__EXERCISE INSTRUCTIONS__
Repeat the material from its first line through the line containing "mixing-ratio-line [446,484,660,563]", inclusive, switching "index-item" to "index-entry" and leaving everything else unchanged.

Stored entries:
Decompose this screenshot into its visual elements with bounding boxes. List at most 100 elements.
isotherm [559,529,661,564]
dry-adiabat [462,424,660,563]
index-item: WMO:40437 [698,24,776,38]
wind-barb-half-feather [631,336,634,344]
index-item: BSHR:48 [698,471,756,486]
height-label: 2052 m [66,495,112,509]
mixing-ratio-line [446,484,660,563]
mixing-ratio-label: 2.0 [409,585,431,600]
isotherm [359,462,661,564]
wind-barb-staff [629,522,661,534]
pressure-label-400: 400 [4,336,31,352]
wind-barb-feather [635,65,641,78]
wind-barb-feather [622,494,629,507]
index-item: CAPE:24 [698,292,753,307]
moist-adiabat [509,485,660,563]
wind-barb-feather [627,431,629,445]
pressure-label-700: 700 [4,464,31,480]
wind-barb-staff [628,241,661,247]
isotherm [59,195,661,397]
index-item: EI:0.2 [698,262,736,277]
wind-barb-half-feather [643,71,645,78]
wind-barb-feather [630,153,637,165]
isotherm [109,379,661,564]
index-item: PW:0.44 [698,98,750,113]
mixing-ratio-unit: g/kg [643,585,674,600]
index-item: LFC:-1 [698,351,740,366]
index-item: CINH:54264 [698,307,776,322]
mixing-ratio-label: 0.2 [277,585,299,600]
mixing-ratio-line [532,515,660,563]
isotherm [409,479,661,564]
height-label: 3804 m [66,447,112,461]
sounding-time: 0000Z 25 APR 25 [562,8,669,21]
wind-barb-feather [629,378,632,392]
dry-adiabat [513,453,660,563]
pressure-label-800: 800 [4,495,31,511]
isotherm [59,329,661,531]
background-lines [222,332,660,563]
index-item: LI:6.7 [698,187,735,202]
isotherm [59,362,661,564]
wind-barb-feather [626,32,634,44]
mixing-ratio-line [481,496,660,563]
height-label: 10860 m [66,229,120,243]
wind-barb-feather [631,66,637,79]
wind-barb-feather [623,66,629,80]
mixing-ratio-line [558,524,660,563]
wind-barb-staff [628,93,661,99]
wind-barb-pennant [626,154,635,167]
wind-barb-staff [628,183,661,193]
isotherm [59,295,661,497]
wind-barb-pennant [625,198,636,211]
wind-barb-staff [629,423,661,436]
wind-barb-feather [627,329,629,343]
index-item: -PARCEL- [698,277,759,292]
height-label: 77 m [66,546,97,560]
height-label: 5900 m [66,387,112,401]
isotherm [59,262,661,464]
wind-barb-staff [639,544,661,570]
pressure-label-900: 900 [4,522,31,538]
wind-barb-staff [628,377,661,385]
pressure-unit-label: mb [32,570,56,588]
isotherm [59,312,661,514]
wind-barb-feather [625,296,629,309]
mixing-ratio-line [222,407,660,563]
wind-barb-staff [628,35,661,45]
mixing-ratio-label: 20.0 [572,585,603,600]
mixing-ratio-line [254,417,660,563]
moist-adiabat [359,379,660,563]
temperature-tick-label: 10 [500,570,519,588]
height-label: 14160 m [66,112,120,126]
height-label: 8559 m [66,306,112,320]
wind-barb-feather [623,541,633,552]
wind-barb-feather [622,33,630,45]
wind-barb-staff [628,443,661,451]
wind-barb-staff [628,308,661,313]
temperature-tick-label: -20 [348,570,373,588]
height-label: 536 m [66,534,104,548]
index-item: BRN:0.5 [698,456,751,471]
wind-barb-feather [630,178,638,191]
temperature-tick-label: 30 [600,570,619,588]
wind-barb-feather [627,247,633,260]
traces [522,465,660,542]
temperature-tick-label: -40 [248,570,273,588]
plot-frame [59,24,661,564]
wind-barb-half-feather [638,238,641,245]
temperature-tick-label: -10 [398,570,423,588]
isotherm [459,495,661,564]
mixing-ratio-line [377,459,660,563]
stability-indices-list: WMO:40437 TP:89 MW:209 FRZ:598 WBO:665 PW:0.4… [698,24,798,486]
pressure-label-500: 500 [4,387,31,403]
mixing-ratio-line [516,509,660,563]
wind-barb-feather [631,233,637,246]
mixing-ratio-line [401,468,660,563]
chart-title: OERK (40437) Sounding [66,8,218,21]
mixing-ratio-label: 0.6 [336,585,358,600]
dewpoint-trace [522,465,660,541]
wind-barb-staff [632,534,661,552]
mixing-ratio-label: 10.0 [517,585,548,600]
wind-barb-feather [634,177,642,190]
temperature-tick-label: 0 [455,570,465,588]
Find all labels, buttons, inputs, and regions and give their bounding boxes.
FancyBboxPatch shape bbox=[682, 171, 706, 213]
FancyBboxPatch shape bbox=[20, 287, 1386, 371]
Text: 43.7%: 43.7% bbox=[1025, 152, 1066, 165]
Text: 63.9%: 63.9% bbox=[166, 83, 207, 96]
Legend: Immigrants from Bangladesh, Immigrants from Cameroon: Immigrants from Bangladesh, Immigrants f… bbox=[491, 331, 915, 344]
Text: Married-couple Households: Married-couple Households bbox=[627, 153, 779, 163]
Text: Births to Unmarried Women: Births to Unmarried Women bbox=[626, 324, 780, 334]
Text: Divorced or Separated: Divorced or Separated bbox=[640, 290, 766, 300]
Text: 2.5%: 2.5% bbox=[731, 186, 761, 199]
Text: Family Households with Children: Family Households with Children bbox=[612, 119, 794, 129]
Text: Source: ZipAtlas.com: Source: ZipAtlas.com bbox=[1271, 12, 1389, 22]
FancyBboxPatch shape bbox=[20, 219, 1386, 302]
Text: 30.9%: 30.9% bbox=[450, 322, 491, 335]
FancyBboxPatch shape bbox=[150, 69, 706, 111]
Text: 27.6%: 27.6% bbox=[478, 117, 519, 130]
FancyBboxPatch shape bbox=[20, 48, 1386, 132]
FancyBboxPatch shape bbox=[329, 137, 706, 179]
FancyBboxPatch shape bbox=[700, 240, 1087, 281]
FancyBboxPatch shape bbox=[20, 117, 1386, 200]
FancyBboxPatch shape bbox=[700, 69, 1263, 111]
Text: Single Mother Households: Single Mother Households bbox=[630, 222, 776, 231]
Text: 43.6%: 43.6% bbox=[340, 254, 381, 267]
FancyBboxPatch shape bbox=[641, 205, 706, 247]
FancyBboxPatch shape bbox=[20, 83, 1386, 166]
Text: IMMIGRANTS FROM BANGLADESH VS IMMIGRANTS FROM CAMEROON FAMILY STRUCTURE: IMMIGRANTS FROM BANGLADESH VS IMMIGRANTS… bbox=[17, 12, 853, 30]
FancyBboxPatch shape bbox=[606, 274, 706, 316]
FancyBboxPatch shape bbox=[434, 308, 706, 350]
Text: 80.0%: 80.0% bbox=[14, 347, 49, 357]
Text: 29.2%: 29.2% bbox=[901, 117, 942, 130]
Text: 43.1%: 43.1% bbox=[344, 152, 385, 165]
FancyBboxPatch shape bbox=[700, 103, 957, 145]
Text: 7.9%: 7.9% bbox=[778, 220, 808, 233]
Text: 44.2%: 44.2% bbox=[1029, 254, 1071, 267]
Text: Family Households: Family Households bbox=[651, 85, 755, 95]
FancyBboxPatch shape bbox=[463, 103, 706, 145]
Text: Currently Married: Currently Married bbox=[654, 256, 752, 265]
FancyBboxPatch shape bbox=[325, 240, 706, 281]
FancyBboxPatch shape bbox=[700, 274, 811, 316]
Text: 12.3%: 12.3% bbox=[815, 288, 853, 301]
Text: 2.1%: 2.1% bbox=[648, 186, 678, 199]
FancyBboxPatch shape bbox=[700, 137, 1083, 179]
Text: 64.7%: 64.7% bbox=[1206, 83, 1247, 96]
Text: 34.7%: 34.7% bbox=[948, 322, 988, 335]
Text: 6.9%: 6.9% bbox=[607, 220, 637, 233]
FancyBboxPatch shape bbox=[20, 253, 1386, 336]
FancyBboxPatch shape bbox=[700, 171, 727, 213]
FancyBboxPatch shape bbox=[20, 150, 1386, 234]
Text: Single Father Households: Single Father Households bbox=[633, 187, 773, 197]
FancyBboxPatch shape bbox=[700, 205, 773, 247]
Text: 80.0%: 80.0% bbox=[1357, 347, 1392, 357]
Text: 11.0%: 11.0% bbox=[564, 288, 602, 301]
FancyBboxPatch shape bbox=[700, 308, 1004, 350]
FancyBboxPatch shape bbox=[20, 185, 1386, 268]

__WRITTEN RESPONSE__
Decompose this screenshot into its visual elements with bounding boxes. List at most 100 elements.
isotherm [559,529,661,564]
dry-adiabat [462,424,660,563]
index-entry: WMO:40437 [698,24,776,38]
wind-barb-half-feather [631,336,634,344]
index-entry: BSHR:48 [698,471,756,486]
height-label: 2052 m [66,495,112,509]
mixing-ratio-line [446,484,660,563]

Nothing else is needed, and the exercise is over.